[Records shown]:
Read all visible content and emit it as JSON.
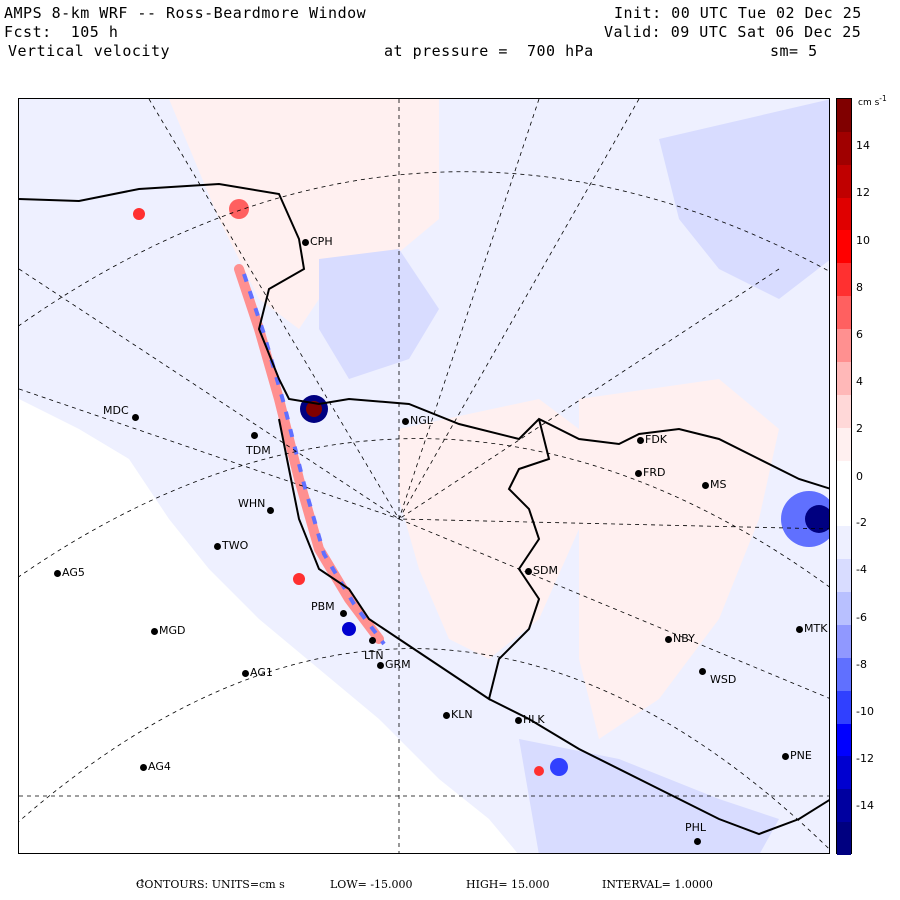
{
  "header": {
    "title": "AMPS 8-km WRF -- Ross-Beardmore Window",
    "forecast": "Fcst:  105 h",
    "field": "Vertical velocity",
    "init": "Init: 00 UTC Tue 02 Dec 25",
    "valid": "Valid: 09 UTC Sat 06 Dec 25",
    "pressure": "at pressure =  700 hPa",
    "smoothing": "sm= 5"
  },
  "colorbar": {
    "units": "cm s",
    "units_sup": "-1",
    "tick_labels": [
      "14",
      "12",
      "10",
      "8",
      "6",
      "4",
      "2",
      "0",
      "-2",
      "-4",
      "-6",
      "-8",
      "-10",
      "-12",
      "-14"
    ],
    "range": [
      -15,
      15
    ],
    "colors_top_to_bottom": [
      "#800000",
      "#a00000",
      "#c00000",
      "#e00000",
      "#ff0000",
      "#ff3030",
      "#ff6060",
      "#ff9090",
      "#ffb8b8",
      "#ffd8d8",
      "#fff0f0",
      "#ffffff",
      "#ffffff",
      "#eef0ff",
      "#d8dcff",
      "#b8c0ff",
      "#9098ff",
      "#6070ff",
      "#3040ff",
      "#0000ff",
      "#0000d0",
      "#0000a0",
      "#000080"
    ]
  },
  "stations": [
    {
      "id": "CPH",
      "label": "CPH"
    },
    {
      "id": "MDC",
      "label": "MDC"
    },
    {
      "id": "NGL",
      "label": "NGL"
    },
    {
      "id": "TDM",
      "label": "TDM"
    },
    {
      "id": "FDK",
      "label": "FDK"
    },
    {
      "id": "FRD",
      "label": "FRD"
    },
    {
      "id": "MSP",
      "label": "MS"
    },
    {
      "id": "WHN",
      "label": "WHN"
    },
    {
      "id": "TWO",
      "label": "TWO"
    },
    {
      "id": "SDM",
      "label": "SDM"
    },
    {
      "id": "AG5",
      "label": "AG5"
    },
    {
      "id": "MGD",
      "label": "MGD"
    },
    {
      "id": "PBM",
      "label": "PBM"
    },
    {
      "id": "LTN",
      "label": "LTN"
    },
    {
      "id": "GRM",
      "label": "GRM"
    },
    {
      "id": "AG1",
      "label": "AG1"
    },
    {
      "id": "NBY",
      "label": "NBY"
    },
    {
      "id": "MTK",
      "label": "MTK"
    },
    {
      "id": "WSD",
      "label": "WSD"
    },
    {
      "id": "KLN",
      "label": "KLN"
    },
    {
      "id": "HLK",
      "label": "HLK"
    },
    {
      "id": "AG4",
      "label": "AG4"
    },
    {
      "id": "PNE",
      "label": "PNE"
    },
    {
      "id": "PHL",
      "label": "PHL"
    }
  ],
  "footer": {
    "contours": "CONTOURS:  UNITS=cm s",
    "units_sup": "-1",
    "low": "LOW= -15.000",
    "high": "HIGH=  15.000",
    "interval": "INTERVAL=   1.0000"
  }
}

[Short task]:
Except for the pictures, copy the material above exactly.

[Exercise result]:
Read all visible content and emit it as JSON.
{
  "header": {
    "title": "AMPS 8-km WRF -- Ross-Beardmore Window",
    "forecast": "Fcst:  105 h",
    "field": "Vertical velocity",
    "init": "Init: 00 UTC Tue 02 Dec 25",
    "valid": "Valid: 09 UTC Sat 06 Dec 25",
    "pressure": "at pressure =  700 hPa",
    "smoothing": "sm= 5"
  },
  "colorbar": {
    "units": "cm s",
    "units_sup": "-1",
    "tick_labels": [
      "14",
      "12",
      "10",
      "8",
      "6",
      "4",
      "2",
      "0",
      "-2",
      "-4",
      "-6",
      "-8",
      "-10",
      "-12",
      "-14"
    ],
    "range": [
      -15,
      15
    ],
    "colors_top_to_bottom": [
      "#800000",
      "#a00000",
      "#c00000",
      "#e00000",
      "#ff0000",
      "#ff3030",
      "#ff6060",
      "#ff9090",
      "#ffb8b8",
      "#ffd8d8",
      "#fff0f0",
      "#ffffff",
      "#ffffff",
      "#eef0ff",
      "#d8dcff",
      "#b8c0ff",
      "#9098ff",
      "#6070ff",
      "#3040ff",
      "#0000ff",
      "#0000d0",
      "#0000a0",
      "#000080"
    ]
  },
  "stations": [
    {
      "id": "CPH",
      "label": "CPH"
    },
    {
      "id": "MDC",
      "label": "MDC"
    },
    {
      "id": "NGL",
      "label": "NGL"
    },
    {
      "id": "TDM",
      "label": "TDM"
    },
    {
      "id": "FDK",
      "label": "FDK"
    },
    {
      "id": "FRD",
      "label": "FRD"
    },
    {
      "id": "MSP",
      "label": "MS"
    },
    {
      "id": "WHN",
      "label": "WHN"
    },
    {
      "id": "TWO",
      "label": "TWO"
    },
    {
      "id": "SDM",
      "label": "SDM"
    },
    {
      "id": "AG5",
      "label": "AG5"
    },
    {
      "id": "MGD",
      "label": "MGD"
    },
    {
      "id": "PBM",
      "label": "PBM"
    },
    {
      "id": "LTN",
      "label": "LTN"
    },
    {
      "id": "GRM",
      "label": "GRM"
    },
    {
      "id": "AG1",
      "label": "AG1"
    },
    {
      "id": "NBY",
      "label": "NBY"
    },
    {
      "id": "MTK",
      "label": "MTK"
    },
    {
      "id": "WSD",
      "label": "WSD"
    },
    {
      "id": "KLN",
      "label": "KLN"
    },
    {
      "id": "HLK",
      "label": "HLK"
    },
    {
      "id": "AG4",
      "label": "AG4"
    },
    {
      "id": "PNE",
      "label": "PNE"
    },
    {
      "id": "PHL",
      "label": "PHL"
    }
  ],
  "footer": {
    "contours": "CONTOURS:  UNITS=cm s",
    "units_sup": "-1",
    "low": "LOW= -15.000",
    "high": "HIGH=  15.000",
    "interval": "INTERVAL=   1.0000"
  }
}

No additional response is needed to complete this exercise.